- Listed records:
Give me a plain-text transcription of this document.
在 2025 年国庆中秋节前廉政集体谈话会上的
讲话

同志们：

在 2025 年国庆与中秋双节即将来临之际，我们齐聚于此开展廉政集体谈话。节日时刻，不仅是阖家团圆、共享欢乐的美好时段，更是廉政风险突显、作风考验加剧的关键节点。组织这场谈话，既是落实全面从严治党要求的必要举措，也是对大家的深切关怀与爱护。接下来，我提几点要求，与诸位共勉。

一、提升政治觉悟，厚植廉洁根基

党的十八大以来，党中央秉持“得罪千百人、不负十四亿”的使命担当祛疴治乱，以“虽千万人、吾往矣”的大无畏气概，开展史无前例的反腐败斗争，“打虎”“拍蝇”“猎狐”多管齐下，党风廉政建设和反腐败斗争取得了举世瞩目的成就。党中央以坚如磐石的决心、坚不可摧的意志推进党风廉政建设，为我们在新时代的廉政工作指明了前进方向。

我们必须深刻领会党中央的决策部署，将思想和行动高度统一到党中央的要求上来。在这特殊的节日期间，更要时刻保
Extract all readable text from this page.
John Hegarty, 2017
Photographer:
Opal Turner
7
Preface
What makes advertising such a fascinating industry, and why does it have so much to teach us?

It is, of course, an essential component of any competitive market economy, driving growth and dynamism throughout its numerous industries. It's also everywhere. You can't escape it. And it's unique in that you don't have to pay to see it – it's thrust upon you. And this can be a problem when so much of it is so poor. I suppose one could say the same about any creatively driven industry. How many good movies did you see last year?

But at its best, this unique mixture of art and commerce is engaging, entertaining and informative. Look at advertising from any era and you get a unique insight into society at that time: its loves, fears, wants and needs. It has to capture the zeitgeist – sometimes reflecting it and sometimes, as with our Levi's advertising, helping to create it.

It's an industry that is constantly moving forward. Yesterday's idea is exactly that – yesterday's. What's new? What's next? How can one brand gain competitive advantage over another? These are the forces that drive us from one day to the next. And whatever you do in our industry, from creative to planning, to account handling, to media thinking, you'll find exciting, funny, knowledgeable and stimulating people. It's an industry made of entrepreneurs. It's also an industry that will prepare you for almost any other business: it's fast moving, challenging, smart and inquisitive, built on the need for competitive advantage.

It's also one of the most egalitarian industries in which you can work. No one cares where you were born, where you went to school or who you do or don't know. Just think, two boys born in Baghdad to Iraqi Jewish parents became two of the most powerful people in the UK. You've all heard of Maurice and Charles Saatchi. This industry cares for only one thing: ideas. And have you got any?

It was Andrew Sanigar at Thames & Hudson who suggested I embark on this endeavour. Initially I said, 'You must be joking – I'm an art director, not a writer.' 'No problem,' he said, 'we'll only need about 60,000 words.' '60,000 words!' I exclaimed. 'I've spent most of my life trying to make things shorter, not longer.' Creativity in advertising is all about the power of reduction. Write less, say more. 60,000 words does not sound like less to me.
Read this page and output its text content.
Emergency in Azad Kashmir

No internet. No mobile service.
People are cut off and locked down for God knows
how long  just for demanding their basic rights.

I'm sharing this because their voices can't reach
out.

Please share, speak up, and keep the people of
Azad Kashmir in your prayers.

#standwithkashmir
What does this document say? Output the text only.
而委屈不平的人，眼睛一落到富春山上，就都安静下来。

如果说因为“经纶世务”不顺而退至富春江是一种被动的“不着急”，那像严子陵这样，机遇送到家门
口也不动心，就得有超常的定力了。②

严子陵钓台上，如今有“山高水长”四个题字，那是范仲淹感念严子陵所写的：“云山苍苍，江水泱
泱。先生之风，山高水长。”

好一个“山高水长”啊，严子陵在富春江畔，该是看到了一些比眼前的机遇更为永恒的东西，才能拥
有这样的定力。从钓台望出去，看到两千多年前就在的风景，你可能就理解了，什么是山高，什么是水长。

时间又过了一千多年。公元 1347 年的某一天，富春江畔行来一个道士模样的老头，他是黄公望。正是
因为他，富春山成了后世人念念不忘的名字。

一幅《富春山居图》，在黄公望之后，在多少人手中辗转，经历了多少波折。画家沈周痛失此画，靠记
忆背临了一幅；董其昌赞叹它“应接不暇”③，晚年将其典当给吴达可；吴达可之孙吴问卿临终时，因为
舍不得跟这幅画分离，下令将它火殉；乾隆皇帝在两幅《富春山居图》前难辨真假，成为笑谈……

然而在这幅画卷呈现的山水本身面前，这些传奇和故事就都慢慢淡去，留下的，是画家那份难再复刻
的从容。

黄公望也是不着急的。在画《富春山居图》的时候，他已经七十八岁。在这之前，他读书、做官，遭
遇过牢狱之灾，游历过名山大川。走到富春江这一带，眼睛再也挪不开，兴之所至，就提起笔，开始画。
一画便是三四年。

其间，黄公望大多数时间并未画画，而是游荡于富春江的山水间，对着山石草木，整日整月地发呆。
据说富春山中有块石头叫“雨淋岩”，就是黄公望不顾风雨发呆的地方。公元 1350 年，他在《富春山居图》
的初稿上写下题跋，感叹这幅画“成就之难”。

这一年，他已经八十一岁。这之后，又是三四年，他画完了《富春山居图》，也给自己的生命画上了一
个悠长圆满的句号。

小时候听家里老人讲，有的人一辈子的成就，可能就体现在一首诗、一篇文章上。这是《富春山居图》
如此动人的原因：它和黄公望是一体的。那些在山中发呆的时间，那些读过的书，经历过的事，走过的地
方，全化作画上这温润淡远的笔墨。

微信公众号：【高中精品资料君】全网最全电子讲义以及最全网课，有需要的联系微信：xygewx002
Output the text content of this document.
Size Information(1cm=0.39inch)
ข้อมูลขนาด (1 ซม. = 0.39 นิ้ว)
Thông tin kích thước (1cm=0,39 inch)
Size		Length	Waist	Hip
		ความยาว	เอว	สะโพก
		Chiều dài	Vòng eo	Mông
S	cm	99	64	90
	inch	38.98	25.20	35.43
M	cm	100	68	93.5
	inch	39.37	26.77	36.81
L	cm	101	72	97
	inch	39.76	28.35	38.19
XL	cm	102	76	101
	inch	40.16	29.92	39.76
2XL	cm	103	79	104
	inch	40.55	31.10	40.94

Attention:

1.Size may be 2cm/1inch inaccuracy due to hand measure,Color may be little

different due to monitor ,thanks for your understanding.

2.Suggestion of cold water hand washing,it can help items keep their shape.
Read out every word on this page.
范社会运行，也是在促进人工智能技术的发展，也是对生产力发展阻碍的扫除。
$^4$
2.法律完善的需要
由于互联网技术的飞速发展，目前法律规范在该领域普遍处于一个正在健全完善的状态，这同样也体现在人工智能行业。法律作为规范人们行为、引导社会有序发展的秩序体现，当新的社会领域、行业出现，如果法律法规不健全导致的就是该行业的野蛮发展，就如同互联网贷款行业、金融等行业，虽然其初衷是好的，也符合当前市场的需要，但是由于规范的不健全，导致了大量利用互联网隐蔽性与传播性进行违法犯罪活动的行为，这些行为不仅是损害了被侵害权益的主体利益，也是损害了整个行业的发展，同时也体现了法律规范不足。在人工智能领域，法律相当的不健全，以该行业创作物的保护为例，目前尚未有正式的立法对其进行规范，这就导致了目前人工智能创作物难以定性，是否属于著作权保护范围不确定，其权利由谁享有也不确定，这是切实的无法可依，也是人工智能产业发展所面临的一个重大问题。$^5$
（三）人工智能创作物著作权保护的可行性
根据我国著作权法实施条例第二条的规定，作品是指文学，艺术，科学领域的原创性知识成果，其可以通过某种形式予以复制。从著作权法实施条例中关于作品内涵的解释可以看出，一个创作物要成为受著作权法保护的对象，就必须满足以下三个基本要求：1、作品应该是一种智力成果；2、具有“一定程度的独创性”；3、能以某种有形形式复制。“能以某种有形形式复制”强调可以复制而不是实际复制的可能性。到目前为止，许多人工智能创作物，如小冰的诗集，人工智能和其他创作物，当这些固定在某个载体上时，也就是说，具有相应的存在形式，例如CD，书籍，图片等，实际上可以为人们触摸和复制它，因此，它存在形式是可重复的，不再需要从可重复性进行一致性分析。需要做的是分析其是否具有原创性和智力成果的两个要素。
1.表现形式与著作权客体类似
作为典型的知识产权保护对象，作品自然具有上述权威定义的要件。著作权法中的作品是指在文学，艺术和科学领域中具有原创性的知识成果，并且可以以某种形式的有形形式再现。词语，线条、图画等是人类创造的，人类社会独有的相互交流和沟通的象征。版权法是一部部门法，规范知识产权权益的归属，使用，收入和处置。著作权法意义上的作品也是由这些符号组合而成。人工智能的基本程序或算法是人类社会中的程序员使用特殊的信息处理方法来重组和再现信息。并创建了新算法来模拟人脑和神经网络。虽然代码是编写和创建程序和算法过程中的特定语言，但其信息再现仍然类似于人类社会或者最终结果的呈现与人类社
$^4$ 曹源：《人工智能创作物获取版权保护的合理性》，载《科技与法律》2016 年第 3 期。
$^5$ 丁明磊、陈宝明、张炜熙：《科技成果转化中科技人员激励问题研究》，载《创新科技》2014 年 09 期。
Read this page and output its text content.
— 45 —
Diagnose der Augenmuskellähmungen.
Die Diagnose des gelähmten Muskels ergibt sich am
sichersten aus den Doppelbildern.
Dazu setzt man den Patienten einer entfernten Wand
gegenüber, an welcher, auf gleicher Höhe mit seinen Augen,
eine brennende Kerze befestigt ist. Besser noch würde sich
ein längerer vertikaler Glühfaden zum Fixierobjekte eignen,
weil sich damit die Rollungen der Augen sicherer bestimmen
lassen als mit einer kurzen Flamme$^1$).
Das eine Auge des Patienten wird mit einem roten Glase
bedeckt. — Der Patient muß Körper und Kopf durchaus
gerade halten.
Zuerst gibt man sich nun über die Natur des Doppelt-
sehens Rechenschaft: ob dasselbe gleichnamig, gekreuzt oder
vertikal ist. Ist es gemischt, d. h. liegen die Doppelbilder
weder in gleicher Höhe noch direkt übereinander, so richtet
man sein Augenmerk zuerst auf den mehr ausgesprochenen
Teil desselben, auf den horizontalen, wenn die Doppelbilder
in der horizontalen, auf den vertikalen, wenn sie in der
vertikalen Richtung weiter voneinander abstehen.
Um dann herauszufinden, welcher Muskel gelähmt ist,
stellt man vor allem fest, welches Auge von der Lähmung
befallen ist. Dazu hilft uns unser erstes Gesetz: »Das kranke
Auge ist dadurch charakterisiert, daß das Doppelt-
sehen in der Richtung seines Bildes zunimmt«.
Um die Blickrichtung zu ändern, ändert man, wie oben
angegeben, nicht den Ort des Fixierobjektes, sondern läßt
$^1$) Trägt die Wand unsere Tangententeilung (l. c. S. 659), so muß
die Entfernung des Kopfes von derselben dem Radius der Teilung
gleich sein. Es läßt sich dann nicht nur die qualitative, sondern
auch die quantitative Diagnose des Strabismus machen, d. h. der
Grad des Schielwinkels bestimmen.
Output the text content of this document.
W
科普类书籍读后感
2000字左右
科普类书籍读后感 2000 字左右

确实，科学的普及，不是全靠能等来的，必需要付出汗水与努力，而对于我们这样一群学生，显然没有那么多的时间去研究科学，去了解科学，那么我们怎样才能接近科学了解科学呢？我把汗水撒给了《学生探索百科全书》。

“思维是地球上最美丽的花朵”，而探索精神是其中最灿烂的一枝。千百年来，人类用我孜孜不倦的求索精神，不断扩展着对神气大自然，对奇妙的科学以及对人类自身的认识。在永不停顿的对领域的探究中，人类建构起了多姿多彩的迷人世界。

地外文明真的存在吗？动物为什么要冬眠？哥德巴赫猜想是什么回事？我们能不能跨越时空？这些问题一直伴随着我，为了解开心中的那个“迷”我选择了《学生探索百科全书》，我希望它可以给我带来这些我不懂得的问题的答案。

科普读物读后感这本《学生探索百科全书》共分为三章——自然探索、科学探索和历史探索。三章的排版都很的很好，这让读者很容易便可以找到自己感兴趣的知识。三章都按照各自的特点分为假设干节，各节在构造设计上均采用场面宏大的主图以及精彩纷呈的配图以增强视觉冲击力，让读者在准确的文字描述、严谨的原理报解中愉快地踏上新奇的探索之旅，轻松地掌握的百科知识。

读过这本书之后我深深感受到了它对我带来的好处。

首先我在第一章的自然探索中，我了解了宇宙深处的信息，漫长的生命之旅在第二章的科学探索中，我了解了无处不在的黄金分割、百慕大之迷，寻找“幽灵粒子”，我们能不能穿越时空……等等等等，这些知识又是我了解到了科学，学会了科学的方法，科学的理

- What to do: Track down every line of the material containing the string "only", and copy it.

- Result below:
It's also one of the most egalitarian industries in which you can work. No one cares where you were born, where you went to school or who you do or don't know. Just think, two boys born in Baghdad to Iraqi Jewish parents became two of the most powerful people in the UK. You've all heard of Maurice and Charles Saatchi. This industry cares for only one thing: ideas. And have you got any?
It was Andrew Sanigar at Thames & Hudson who suggested I embark on this endeavour. Initially I said, 'You must be joking – I'm an art director, not a writer.' 'No problem,' he said, 'we'll only need about 60,000 words.' '60,000 words!' I exclaimed. 'I've spent most of my life trying to make things shorter, not longer.' Creativity in advertising is all about the power of reduction. Write less, say more. 60,000 words does not sound like less to me.
What does this document say? Output the text only.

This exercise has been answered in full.